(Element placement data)
= = =

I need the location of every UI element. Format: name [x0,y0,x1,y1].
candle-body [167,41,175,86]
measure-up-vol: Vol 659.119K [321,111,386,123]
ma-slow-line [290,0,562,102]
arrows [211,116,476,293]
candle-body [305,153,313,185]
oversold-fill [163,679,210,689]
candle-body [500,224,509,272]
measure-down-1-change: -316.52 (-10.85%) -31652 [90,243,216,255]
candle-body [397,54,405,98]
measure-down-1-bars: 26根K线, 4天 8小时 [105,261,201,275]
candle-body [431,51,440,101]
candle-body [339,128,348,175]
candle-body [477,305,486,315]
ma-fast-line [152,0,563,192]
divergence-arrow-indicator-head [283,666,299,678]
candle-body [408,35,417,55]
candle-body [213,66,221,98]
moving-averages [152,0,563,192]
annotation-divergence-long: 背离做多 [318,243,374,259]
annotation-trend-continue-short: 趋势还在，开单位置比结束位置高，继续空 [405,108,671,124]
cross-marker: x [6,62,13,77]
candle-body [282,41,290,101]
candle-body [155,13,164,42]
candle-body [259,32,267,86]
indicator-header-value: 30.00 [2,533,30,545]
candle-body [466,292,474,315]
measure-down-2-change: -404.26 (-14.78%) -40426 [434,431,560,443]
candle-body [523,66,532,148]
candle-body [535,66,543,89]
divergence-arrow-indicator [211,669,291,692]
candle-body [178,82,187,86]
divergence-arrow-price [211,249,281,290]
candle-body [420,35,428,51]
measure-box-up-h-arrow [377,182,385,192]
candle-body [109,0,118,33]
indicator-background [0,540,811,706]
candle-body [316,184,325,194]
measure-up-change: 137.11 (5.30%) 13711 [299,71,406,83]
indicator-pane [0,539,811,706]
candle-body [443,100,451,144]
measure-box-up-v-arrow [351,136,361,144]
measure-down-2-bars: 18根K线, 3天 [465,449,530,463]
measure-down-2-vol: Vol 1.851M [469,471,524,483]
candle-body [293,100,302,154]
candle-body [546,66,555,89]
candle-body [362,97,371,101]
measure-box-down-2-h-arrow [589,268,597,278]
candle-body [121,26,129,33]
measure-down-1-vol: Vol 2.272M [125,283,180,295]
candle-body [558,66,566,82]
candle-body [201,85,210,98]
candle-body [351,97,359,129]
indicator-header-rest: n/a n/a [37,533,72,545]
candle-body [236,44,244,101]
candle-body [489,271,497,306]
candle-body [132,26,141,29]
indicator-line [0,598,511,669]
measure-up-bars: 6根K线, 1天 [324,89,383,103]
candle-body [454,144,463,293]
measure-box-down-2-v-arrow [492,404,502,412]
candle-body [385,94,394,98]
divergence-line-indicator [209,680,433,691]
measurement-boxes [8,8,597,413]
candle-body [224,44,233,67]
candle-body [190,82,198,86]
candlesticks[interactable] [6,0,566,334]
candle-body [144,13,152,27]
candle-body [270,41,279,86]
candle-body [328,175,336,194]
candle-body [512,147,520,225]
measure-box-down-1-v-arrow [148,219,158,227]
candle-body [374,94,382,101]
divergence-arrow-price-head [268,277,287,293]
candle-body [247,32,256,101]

= = =

**REQUIRED TASK**
Revise the rows above so that every occurrence of "candle-body" becomes "candlestick-body", leaving all other text unchanged.

**RESULT FOR THIS EXERCISE**
I need the location of every UI element. Format: name [x0,y0,x1,y1].
candlestick-body [167,41,175,86]
measure-up-vol: Vol 659.119K [321,111,386,123]
ma-slow-line [290,0,562,102]
arrows [211,116,476,293]
candlestick-body [305,153,313,185]
oversold-fill [163,679,210,689]
candlestick-body [500,224,509,272]
measure-down-1-change: -316.52 (-10.85%) -31652 [90,243,216,255]
candlestick-body [397,54,405,98]
measure-down-1-bars: 26根K线, 4天 8小时 [105,261,201,275]
candlestick-body [431,51,440,101]
candlestick-body [339,128,348,175]
candlestick-body [477,305,486,315]
ma-fast-line [152,0,563,192]
divergence-arrow-indicator-head [283,666,299,678]
candlestick-body [408,35,417,55]
candlestick-body [213,66,221,98]
moving-averages [152,0,563,192]
annotation-divergence-long: 背离做多 [318,243,374,259]
annotation-trend-continue-short: 趋势还在，开单位置比结束位置高，继续空 [405,108,671,124]
cross-marker: x [6,62,13,77]
candlestick-body [282,41,290,101]
candlestick-body [155,13,164,42]
candlestick-body [259,32,267,86]
indicator-header-value: 30.00 [2,533,30,545]
candlestick-body [466,292,474,315]
measure-down-2-change: -404.26 (-14.78%) -40426 [434,431,560,443]
candlestick-body [523,66,532,148]
candlestick-body [535,66,543,89]
divergence-arrow-indicator [211,669,291,692]
candlestick-body [178,82,187,86]
divergence-arrow-price [211,249,281,290]
candlestick-body [420,35,428,51]
measure-box-up-h-arrow [377,182,385,192]
candlestick-body [109,0,118,33]
indicator-background [0,540,811,706]
candlestick-body [316,184,325,194]
measure-up-change: 137.11 (5.30%) 13711 [299,71,406,83]
indicator-pane [0,539,811,706]
candlestick-body [443,100,451,144]
measure-box-up-v-arrow [351,136,361,144]
measure-down-2-bars: 18根K线, 3天 [465,449,530,463]
measure-down-2-vol: Vol 1.851M [469,471,524,483]
candlestick-body [293,100,302,154]
candlestick-body [546,66,555,89]
candlestick-body [362,97,371,101]
measure-box-down-2-h-arrow [589,268,597,278]
candlestick-body [121,26,129,33]
measure-down-1-vol: Vol 2.272M [125,283,180,295]
candlestick-body [558,66,566,82]
candlestick-body [201,85,210,98]
candlestick-body [351,97,359,129]
indicator-header-rest: n/a n/a [37,533,72,545]
candlestick-body [236,44,244,101]
candlestick-body [489,271,497,306]
candlestick-body [132,26,141,29]
indicator-line [0,598,511,669]
measure-up-bars: 6根K线, 1天 [324,89,383,103]
candlestick-body [454,144,463,293]
measure-box-down-2-v-arrow [492,404,502,412]
candlestick-body [385,94,394,98]
divergence-line-indicator [209,680,433,691]
measurement-boxes [8,8,597,413]
candlestick-body [224,44,233,67]
candlestick-body [190,82,198,86]
candlesticks[interactable] [6,0,566,334]
candlestick-body [144,13,152,27]
candlestick-body [270,41,279,86]
candlestick-body [328,175,336,194]
candlestick-body [512,147,520,225]
measure-box-down-1-v-arrow [148,219,158,227]
candlestick-body [374,94,382,101]
divergence-arrow-price-head [268,277,287,293]
candlestick-body [247,32,256,101]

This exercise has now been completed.